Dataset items
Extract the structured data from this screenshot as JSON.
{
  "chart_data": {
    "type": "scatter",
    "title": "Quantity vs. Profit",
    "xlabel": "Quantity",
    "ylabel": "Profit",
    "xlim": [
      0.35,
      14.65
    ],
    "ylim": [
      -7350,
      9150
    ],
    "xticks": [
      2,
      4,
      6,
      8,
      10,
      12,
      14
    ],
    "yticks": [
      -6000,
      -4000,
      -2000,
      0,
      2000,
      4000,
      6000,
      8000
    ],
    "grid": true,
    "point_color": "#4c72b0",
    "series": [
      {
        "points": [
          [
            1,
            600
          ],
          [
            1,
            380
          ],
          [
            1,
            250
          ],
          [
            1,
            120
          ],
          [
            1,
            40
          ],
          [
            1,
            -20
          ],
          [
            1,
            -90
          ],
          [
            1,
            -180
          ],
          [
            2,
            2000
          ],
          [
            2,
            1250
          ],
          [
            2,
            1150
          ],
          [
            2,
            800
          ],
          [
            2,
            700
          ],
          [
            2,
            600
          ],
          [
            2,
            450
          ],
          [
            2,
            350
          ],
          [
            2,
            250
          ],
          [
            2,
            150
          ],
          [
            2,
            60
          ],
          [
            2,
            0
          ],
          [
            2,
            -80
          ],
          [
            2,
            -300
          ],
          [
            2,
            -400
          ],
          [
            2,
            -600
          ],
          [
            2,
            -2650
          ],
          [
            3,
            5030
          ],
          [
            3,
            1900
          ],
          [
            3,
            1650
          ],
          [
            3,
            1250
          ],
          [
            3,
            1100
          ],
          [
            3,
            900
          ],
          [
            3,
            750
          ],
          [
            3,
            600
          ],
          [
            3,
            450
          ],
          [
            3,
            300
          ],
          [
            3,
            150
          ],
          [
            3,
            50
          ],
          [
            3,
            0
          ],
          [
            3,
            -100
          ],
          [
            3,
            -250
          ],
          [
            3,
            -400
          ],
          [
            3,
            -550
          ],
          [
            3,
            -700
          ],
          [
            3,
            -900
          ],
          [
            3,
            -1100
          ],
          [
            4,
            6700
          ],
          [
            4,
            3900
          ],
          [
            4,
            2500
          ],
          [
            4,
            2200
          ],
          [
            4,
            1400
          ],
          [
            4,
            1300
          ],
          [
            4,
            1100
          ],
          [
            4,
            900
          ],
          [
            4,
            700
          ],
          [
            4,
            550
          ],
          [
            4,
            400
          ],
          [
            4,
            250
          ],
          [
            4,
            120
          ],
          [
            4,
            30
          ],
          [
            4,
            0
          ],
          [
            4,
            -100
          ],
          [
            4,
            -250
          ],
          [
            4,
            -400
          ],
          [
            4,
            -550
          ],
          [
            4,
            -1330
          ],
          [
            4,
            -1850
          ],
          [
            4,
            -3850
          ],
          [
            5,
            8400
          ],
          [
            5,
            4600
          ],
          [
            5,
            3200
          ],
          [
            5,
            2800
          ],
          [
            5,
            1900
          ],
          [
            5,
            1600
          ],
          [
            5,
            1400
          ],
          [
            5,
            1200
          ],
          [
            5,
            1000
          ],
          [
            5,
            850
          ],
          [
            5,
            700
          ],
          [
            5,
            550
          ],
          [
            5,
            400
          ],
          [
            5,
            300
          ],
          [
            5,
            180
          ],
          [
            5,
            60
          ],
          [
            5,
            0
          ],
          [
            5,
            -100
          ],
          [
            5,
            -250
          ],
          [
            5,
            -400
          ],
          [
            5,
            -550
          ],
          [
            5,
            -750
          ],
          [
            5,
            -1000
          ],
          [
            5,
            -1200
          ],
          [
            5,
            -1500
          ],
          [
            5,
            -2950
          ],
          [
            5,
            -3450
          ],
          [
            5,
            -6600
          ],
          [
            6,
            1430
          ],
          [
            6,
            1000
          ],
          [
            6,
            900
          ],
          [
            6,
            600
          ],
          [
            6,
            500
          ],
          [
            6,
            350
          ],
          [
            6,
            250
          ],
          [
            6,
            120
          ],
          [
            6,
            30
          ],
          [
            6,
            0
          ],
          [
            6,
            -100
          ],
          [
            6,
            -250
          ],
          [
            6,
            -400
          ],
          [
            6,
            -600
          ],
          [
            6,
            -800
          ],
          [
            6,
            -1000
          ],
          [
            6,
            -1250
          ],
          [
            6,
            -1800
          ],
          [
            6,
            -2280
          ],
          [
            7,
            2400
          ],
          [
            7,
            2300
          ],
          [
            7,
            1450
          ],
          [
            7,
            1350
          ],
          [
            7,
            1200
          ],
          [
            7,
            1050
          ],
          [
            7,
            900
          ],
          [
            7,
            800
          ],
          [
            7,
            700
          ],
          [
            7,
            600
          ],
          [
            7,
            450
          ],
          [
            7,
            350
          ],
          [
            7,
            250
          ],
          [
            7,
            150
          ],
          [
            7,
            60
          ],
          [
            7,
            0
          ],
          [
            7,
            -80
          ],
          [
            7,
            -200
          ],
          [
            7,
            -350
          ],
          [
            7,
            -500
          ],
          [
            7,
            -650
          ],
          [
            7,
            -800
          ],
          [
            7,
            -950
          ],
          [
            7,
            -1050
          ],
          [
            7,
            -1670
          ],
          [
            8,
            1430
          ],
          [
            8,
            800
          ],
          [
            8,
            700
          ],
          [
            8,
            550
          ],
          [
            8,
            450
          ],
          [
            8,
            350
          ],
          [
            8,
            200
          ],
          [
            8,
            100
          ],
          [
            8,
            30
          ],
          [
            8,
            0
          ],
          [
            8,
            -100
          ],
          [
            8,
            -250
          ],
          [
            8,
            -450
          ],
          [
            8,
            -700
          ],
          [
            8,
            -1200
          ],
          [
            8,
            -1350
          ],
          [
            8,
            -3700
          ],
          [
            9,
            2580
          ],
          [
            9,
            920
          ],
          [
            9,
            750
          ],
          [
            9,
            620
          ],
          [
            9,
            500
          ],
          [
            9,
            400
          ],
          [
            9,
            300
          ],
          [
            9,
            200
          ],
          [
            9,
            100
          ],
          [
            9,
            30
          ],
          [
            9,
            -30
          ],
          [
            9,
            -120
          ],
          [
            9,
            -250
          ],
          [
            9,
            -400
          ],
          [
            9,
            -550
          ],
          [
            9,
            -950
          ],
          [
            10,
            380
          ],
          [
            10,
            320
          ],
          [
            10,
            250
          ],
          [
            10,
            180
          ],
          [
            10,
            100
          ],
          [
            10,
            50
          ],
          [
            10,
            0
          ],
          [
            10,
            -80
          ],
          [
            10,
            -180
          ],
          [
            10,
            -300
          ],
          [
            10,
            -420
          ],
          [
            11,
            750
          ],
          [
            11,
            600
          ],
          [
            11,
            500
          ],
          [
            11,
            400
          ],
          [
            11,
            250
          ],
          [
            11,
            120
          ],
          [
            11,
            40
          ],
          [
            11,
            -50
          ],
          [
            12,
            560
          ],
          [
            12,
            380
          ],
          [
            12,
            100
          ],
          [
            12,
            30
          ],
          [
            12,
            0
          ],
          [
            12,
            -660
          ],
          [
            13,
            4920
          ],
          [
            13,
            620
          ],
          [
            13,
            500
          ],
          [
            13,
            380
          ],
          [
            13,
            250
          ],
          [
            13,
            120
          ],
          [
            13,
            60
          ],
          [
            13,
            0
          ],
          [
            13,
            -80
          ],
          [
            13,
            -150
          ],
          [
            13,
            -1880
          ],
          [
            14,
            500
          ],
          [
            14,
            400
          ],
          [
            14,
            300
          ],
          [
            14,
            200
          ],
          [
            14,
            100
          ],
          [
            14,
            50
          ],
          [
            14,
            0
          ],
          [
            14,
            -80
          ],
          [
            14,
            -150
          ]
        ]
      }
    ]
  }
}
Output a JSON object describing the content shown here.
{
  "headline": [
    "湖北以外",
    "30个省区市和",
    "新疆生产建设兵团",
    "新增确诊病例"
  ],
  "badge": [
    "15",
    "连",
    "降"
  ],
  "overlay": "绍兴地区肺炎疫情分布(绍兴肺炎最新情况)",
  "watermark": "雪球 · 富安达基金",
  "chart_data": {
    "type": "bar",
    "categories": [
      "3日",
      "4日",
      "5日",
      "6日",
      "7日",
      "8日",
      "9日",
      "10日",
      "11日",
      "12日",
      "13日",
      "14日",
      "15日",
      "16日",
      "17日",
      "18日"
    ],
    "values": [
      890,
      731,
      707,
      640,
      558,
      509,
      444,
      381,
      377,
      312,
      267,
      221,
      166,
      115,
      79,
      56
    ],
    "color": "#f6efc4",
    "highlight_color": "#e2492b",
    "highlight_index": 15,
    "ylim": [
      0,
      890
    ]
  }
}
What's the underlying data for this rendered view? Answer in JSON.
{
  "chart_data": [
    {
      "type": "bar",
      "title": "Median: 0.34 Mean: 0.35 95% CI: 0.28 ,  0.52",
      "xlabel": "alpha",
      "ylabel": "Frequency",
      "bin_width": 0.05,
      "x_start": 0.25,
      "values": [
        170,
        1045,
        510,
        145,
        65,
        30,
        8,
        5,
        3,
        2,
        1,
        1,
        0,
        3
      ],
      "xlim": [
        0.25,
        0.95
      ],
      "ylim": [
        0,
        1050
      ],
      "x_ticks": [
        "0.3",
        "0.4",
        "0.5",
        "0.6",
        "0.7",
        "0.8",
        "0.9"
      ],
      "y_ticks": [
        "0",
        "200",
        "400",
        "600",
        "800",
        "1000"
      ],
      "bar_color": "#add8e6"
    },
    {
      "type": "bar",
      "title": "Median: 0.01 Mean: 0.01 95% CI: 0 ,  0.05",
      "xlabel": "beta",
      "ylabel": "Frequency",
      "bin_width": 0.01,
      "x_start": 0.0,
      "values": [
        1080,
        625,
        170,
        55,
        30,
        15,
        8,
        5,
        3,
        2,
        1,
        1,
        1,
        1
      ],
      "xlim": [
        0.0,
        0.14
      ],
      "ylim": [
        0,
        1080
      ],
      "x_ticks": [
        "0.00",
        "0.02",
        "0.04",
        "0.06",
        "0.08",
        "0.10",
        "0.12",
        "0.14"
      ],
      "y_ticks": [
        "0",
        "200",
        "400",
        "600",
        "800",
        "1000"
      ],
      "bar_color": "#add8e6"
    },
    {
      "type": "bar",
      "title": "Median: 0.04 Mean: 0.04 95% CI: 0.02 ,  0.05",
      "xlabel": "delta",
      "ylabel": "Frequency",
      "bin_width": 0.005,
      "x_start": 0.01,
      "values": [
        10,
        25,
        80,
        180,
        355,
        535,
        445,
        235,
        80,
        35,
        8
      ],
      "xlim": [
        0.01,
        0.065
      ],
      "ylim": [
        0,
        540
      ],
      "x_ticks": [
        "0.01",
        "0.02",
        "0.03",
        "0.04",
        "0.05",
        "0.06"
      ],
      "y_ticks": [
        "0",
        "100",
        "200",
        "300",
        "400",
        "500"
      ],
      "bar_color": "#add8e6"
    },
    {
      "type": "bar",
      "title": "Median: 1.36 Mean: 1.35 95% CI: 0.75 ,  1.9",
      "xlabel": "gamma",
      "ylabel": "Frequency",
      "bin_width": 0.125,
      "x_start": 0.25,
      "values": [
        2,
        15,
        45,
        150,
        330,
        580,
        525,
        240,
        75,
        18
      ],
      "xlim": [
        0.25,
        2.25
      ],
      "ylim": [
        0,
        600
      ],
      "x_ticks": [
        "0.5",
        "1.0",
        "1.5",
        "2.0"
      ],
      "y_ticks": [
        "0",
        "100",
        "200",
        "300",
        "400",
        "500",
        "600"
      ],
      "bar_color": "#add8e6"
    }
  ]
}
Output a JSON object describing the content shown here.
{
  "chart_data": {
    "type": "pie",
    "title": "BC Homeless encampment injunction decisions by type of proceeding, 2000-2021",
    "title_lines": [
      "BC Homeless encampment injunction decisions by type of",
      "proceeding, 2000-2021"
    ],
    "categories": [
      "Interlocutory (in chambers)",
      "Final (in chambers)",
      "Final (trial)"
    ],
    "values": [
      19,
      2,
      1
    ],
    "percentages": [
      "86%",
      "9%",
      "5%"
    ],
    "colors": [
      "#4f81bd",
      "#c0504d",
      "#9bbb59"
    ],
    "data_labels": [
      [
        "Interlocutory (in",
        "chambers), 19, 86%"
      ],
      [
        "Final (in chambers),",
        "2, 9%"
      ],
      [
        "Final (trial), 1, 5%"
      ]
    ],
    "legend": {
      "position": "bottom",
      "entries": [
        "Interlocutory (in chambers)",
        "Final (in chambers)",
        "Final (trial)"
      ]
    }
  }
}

Given problem: Filter the listing above by the word "JSON"; copy each line that passes.

Exercise response:
Extract the structured data from this screenshot as JSON.
Output a JSON object describing the content shown here.
What's the underlying data for this rendered view? Answer in JSON.
Output a JSON object describing the content shown here.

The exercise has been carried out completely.